What needs to be done:
Pull out every line with the word "ndesarrollo".

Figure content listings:
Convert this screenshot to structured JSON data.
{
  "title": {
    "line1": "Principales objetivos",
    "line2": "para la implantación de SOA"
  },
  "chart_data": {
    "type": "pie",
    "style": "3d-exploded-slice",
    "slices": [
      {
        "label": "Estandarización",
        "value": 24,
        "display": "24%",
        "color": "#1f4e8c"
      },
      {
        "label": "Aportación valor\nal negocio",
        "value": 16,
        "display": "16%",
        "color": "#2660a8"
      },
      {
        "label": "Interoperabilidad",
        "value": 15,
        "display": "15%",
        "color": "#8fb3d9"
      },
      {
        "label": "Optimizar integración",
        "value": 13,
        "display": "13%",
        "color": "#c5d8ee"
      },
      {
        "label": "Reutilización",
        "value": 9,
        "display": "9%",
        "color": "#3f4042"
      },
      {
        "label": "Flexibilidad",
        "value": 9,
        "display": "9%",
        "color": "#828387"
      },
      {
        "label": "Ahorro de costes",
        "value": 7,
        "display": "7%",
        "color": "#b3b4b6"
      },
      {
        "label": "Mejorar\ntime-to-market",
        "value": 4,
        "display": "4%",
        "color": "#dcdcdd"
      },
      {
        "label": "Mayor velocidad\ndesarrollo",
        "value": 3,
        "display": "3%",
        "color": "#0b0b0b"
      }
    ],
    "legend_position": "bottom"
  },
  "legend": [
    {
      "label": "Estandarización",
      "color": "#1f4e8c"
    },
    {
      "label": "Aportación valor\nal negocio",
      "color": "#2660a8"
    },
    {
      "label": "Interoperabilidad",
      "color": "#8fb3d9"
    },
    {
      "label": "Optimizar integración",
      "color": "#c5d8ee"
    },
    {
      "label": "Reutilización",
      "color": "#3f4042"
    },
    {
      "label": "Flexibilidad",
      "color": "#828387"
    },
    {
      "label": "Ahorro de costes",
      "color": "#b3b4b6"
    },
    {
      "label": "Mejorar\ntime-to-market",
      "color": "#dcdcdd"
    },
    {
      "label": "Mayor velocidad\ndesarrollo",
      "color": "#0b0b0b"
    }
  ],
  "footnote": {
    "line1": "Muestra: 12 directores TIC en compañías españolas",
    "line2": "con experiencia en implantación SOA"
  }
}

Correct result:
        "label": "Mayor velocidad\ndesarrollo",
      "label": "Mayor velocidad\ndesarrollo",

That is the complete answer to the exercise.